[Start]
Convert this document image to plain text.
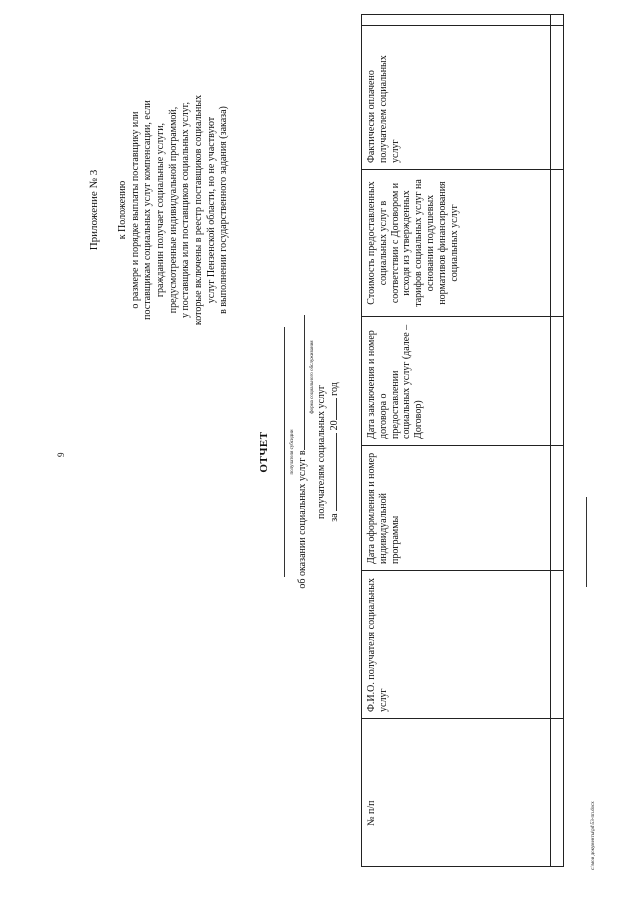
9
Приложение № 3 к Положению о размере и порядке выплаты поставщику или поставщикам социальных услуг компенсации, если гражданин получает социальные услуги, предусмотренные индивидуальной программой, у поставщика или поставщиков социальных услуг, которые включены в реестр поставщиков социальных услуг Пензенской области, но не участвуют в выполнении государственного задания (заказа)
ОТЧЕТ	получателя субсидии об оказании социальных услуг в
форма социального обслуживания
получателям социальных услуг за  20 год
№ п/п	Ф.И.О. получателя социальных услуг	Дата оформления и номер индивидуальной программы	Дата заключения и номер договора о предоставлении социальных услуг (далее – Договор)	Стоимость предоставленных социальных услуг в соответствии с Договором и исходя из утвержденных тарифов социальных услуг на основании подушевых нормативов финансирования социальных услуг	Фактически оплачено получателем социальных услуг	

c:\мои документы\pd\53-пп.docx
[End]
Copy out the whole listing exactly, and don't carry over any pictures.

Convert this document image to plain text.
9
Приложение № 3 к Положению о размере и порядке выплаты поставщику или поставщикам социальных услуг компенсации, если гражданин получает социальные услуги, предусмотренные индивидуальной программой, у поставщика или поставщиков социальных услуг, которые включены в реестр поставщиков социальных услуг Пензенской области, но не участвуют в выполнении государственного задания (заказа)
ОТЧЕТ	получателя субсидии об оказании социальных услуг в
форма социального обслуживания
получателям социальных услуг за  20 год
№ п/п	Ф.И.О. получателя социальных услуг	Дата оформления и номер индивидуальной программы	Дата заключения и номер договора о предоставлении социальных услуг (далее – Договор)	Стоимость предоставленных социальных услуг в соответствии с Договором и исходя из утвержденных тарифов социальных услуг на основании подушевых нормативов финансирования социальных услуг	Фактически оплачено получателем социальных услуг	

c:\мои документы\pd\53-пп.docx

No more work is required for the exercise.